[WHAT IS REQUIRED]: Go through each line of the records below and count those with the word "data"; give only the total.

((

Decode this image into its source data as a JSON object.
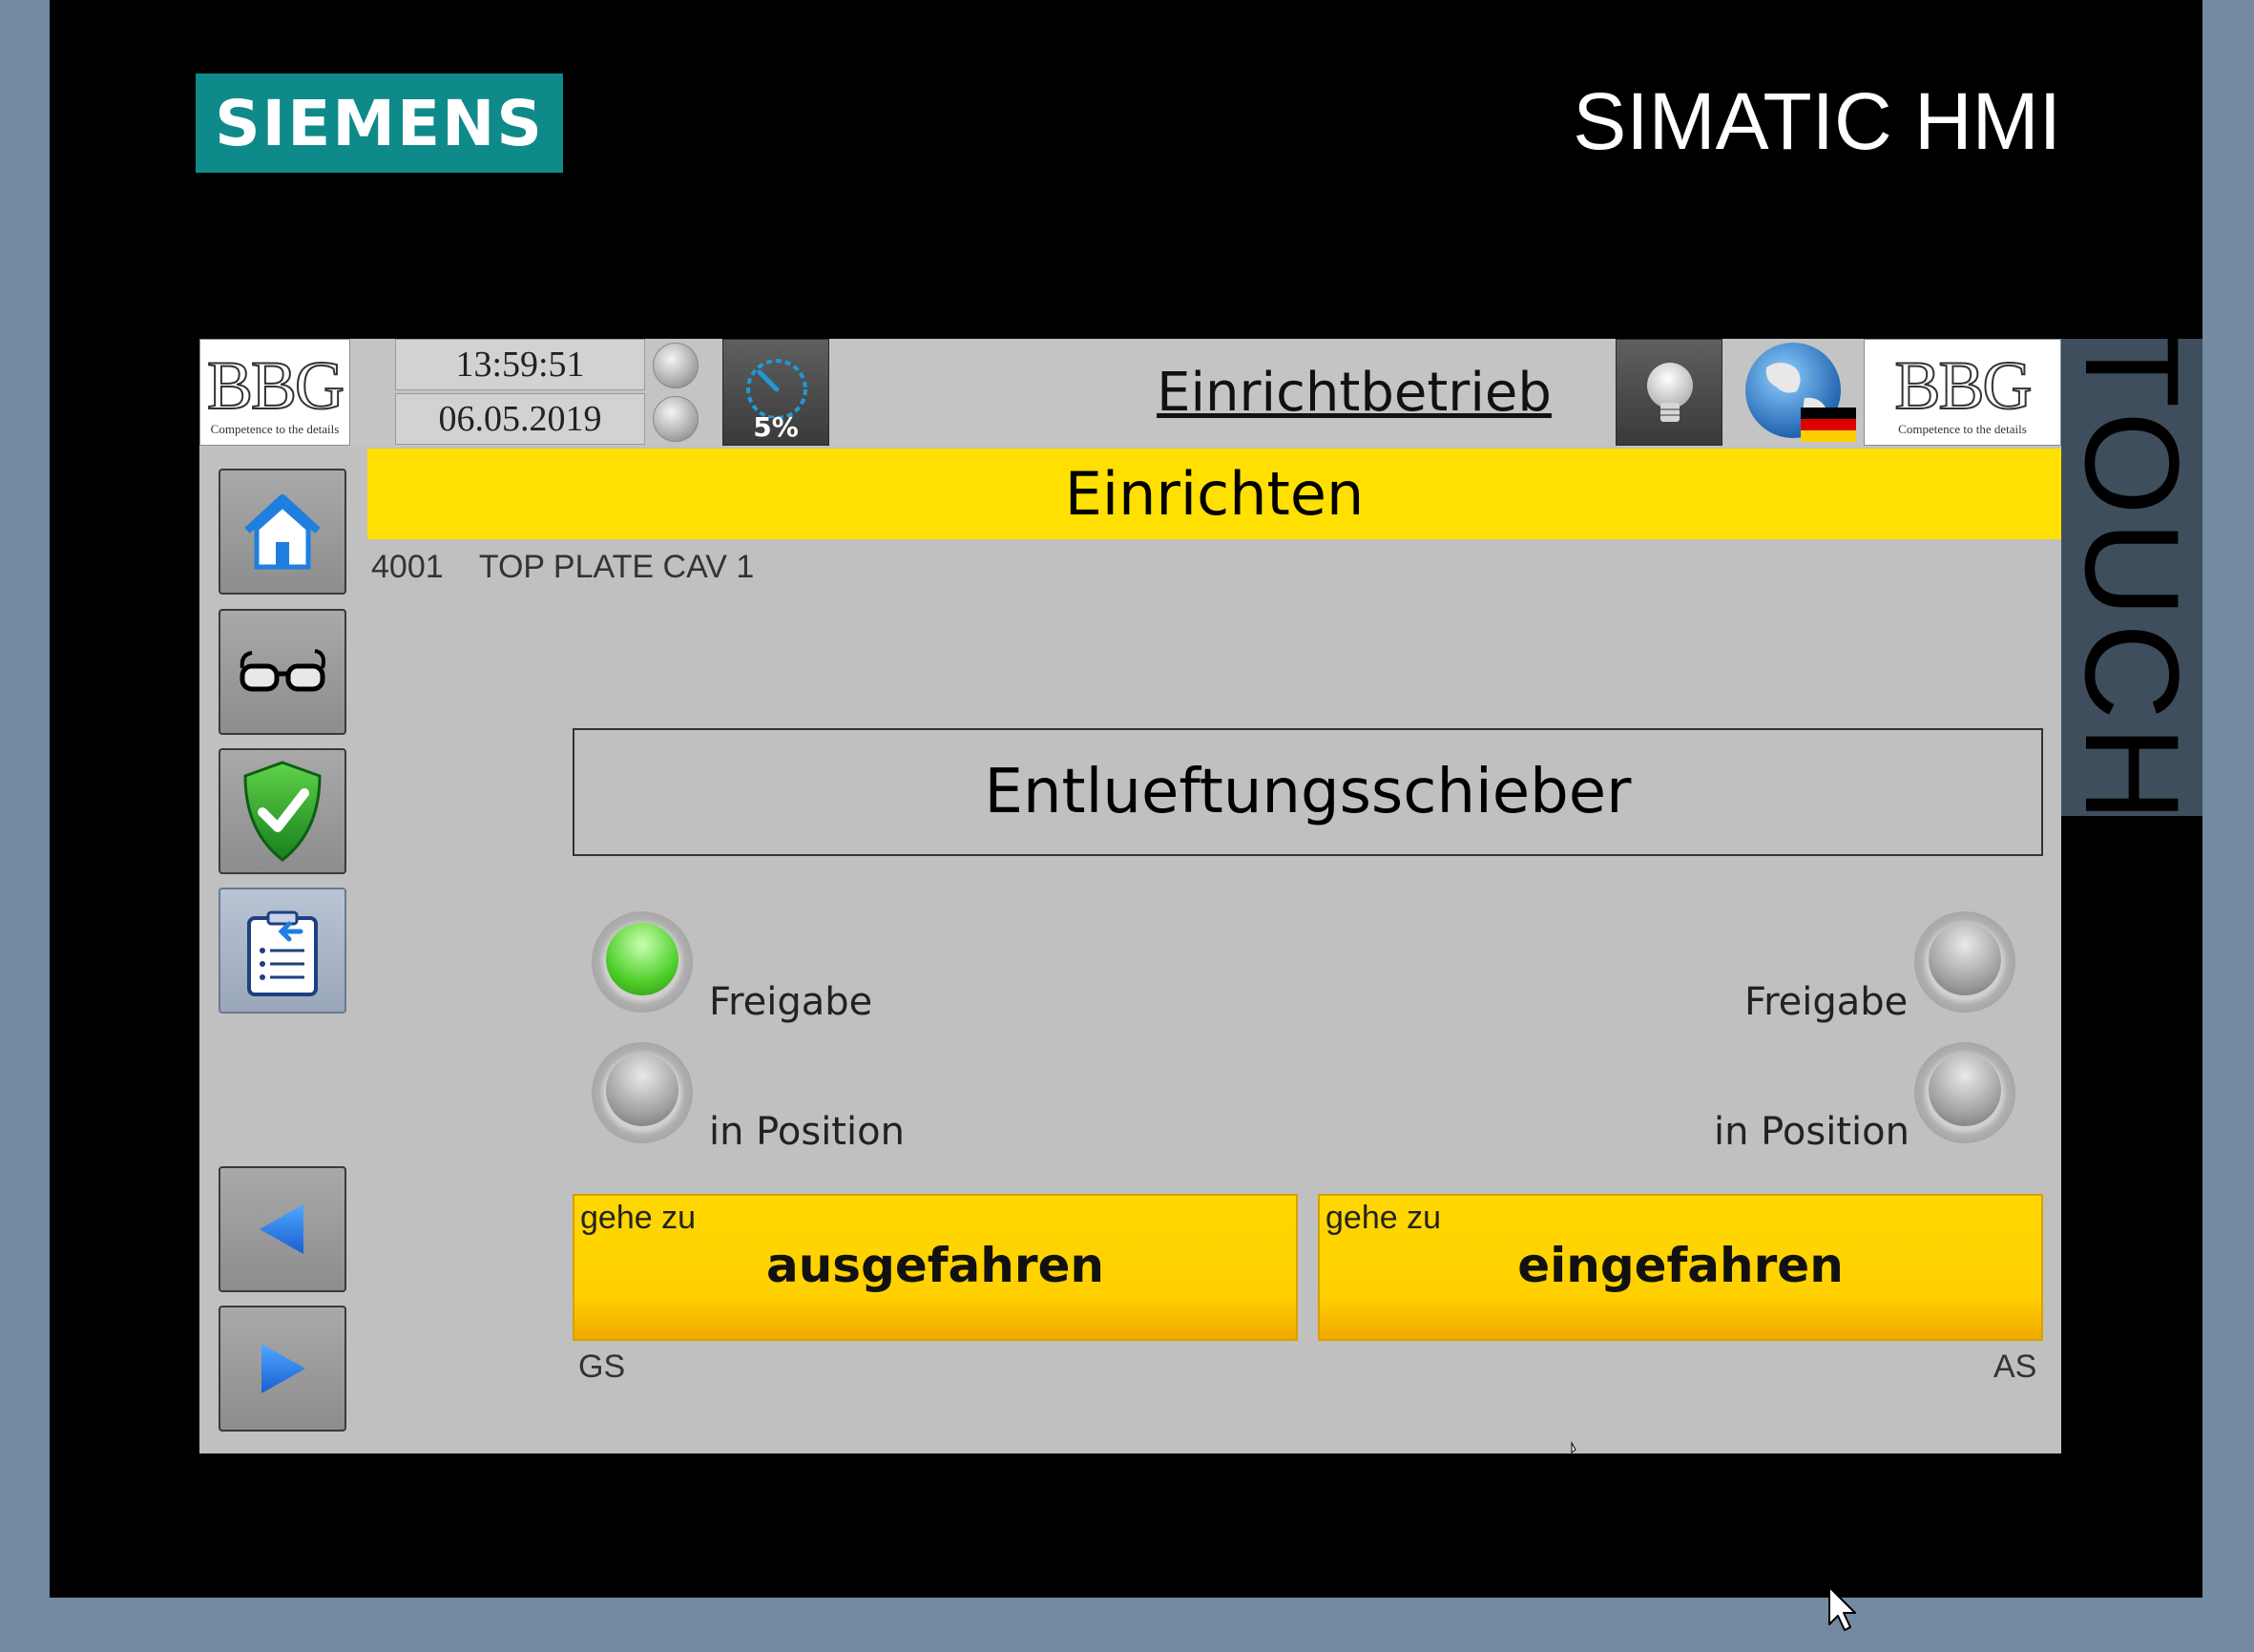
{
  "bezel": {
    "brand": "SIEMENS",
    "product": "SIMATIC HMI",
    "touch_label": "TOUCH"
  },
  "header": {
    "logo_left": {
      "mark": "BBG",
      "tagline": "Competence to the details"
    },
    "time": "13:59:51",
    "date": "06.05.2019",
    "gauge_value": "5%",
    "mode": "Einrichtbetrieb",
    "logo_right": {
      "mark": "BBG",
      "tagline": "Competence to the details"
    }
  },
  "screen": {
    "title": "Einrichten",
    "recipe_number": "4001",
    "recipe_name": "TOP PLATE CAV 1"
  },
  "nav": {
    "items": [
      {
        "name": "home",
        "icon": "home-icon"
      },
      {
        "name": "view",
        "icon": "glasses-icon"
      },
      {
        "name": "confirm",
        "icon": "shield-check-icon"
      },
      {
        "name": "list",
        "icon": "list-back-icon",
        "active": true
      },
      {
        "name": "previous",
        "icon": "arrow-left-icon"
      },
      {
        "name": "next",
        "icon": "arrow-right-icon"
      }
    ]
  },
  "panel": {
    "title": "Entlueftungsschieber",
    "left": {
      "release_label": "Freigabe",
      "release_state": "on",
      "position_label": "in Position",
      "position_state": "off"
    },
    "right": {
      "release_label": "Freigabe",
      "release_state": "off",
      "position_label": "in Position",
      "position_state": "off"
    },
    "buttons": [
      {
        "prefix": "gehe zu",
        "label": "ausgefahren"
      },
      {
        "prefix": "gehe zu",
        "label": "eingefahren"
      }
    ],
    "left_side": "GS",
    "right_side": "AS"
  },
  "colors": {
    "accent_yellow": "#ffe000",
    "button_yellow": "#ffd000",
    "led_green": "#4fcf2a",
    "siemens_teal": "#0f8a8a"
  }
}
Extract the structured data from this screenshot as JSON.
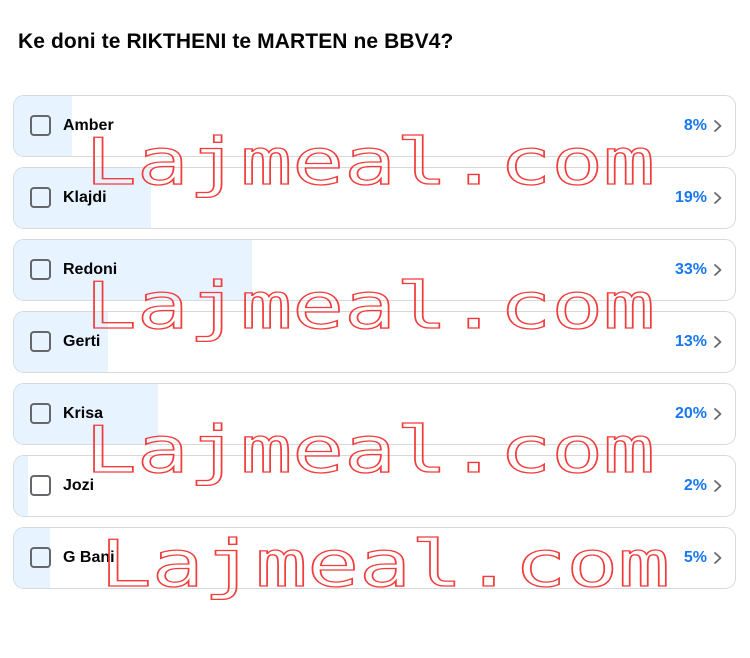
{
  "poll": {
    "question": "Ke doni te RIKTHENI te MARTEN ne BBV4?",
    "options": [
      {
        "label": "Amber",
        "percent_text": "8%",
        "fraction": 0.08
      },
      {
        "label": "Klajdi",
        "percent_text": "19%",
        "fraction": 0.19
      },
      {
        "label": "Redoni",
        "percent_text": "33%",
        "fraction": 0.33
      },
      {
        "label": "Gerti",
        "percent_text": "13%",
        "fraction": 0.13
      },
      {
        "label": "Krisa",
        "percent_text": "20%",
        "fraction": 0.2
      },
      {
        "label": "Jozi",
        "percent_text": "2%",
        "fraction": 0.02
      },
      {
        "label": "G Bani",
        "percent_text": "5%",
        "fraction": 0.05
      }
    ]
  },
  "watermark": {
    "text": "Lajmeal.com",
    "color": "#f23c3c"
  },
  "colors": {
    "fill": "#e7f3ff",
    "percent": "#1877f2",
    "border": "#d6d9dd"
  }
}
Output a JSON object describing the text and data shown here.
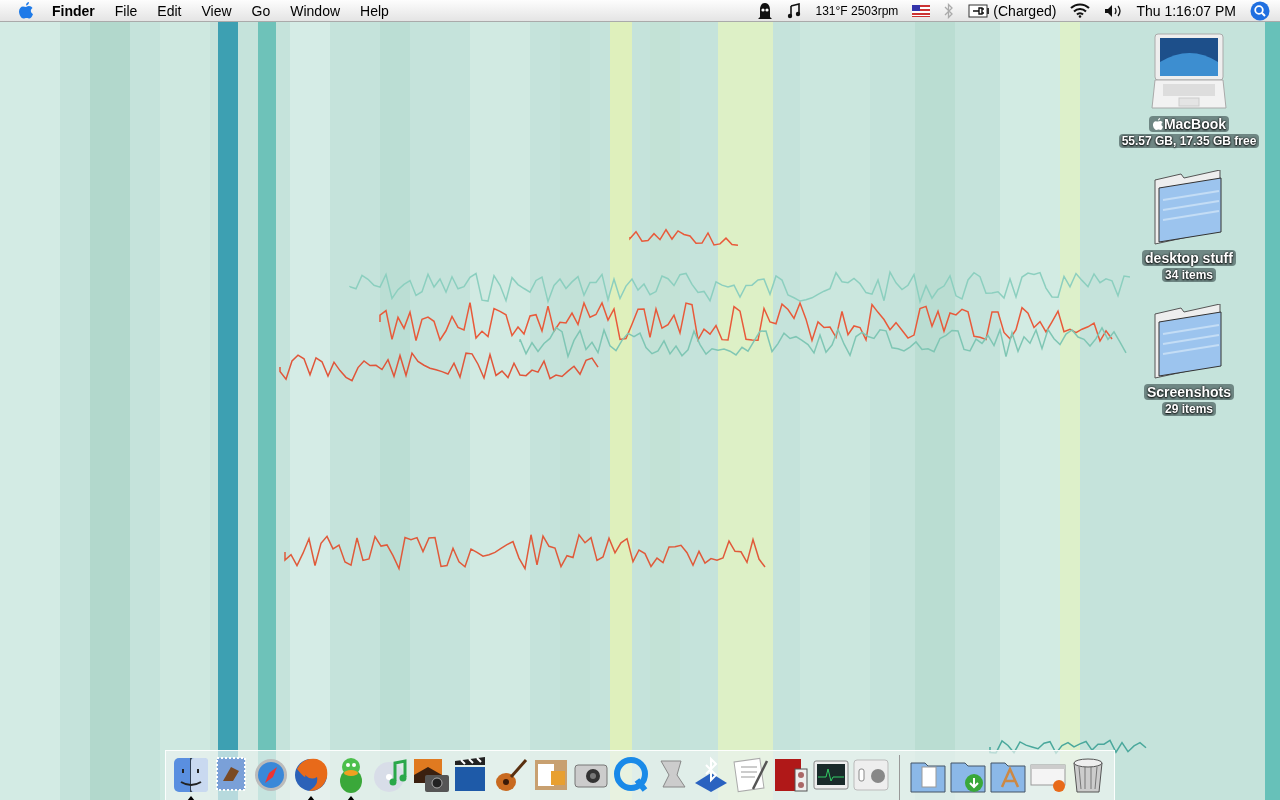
{
  "menu_bar": {
    "menus": [
      {
        "label": "Finder",
        "kind": "app"
      },
      {
        "label": "File",
        "kind": "menu"
      },
      {
        "label": "Edit",
        "kind": "menu"
      },
      {
        "label": "View",
        "kind": "menu"
      },
      {
        "label": "Go",
        "kind": "menu"
      },
      {
        "label": "Window",
        "kind": "menu"
      },
      {
        "label": "Help",
        "kind": "menu"
      }
    ],
    "status": {
      "temperature_fan": "131°F 2503rpm",
      "battery": "(Charged)",
      "clock": "Thu 1:16:07 PM"
    }
  },
  "desktop_icons": [
    {
      "kind": "laptop",
      "name": "MacBook",
      "info": "55.57 GB, 17.35 GB free"
    },
    {
      "kind": "folder",
      "name": "desktop stuff",
      "info": "34 items"
    },
    {
      "kind": "folder",
      "name": "Screenshots",
      "info": "29 items"
    }
  ],
  "dock": {
    "apps": [
      {
        "running": true
      },
      {
        "running": false
      },
      {
        "running": false
      },
      {
        "running": true
      },
      {
        "running": true
      },
      {
        "running": false
      },
      {
        "running": false
      },
      {
        "running": false
      },
      {
        "running": false
      },
      {
        "running": false
      },
      {
        "running": false
      },
      {
        "running": false
      },
      {
        "running": false
      },
      {
        "running": false
      },
      {
        "running": false
      },
      {
        "running": false
      },
      {
        "running": false
      },
      {
        "running": false
      }
    ]
  }
}
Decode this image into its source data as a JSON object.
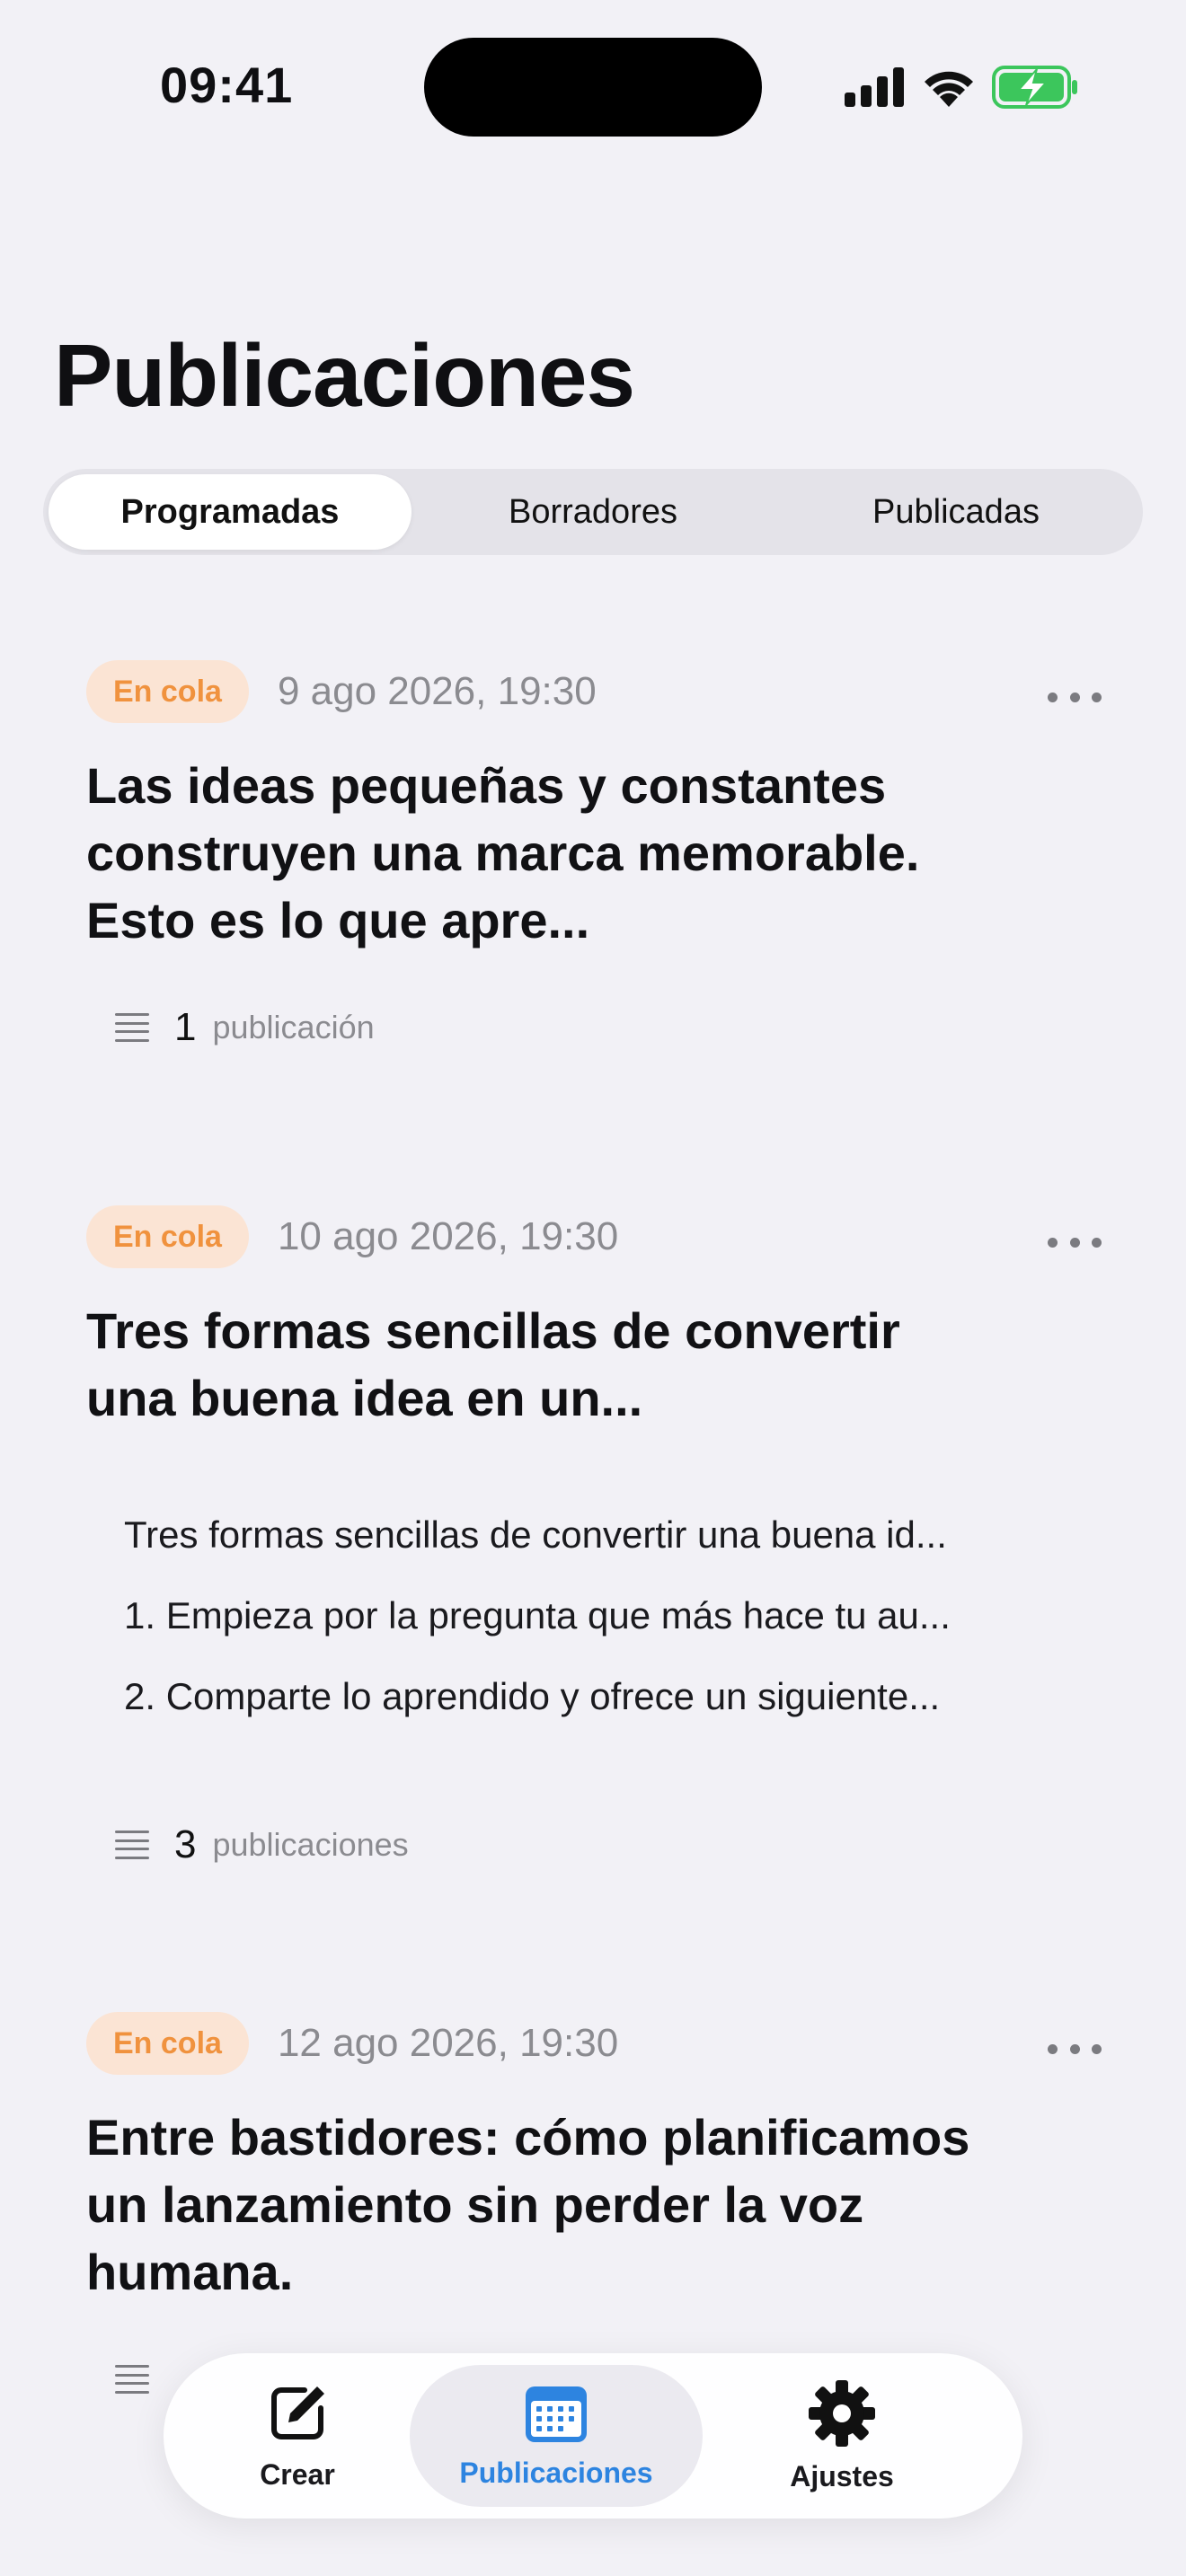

))

[WORKED SOLUTION]: 4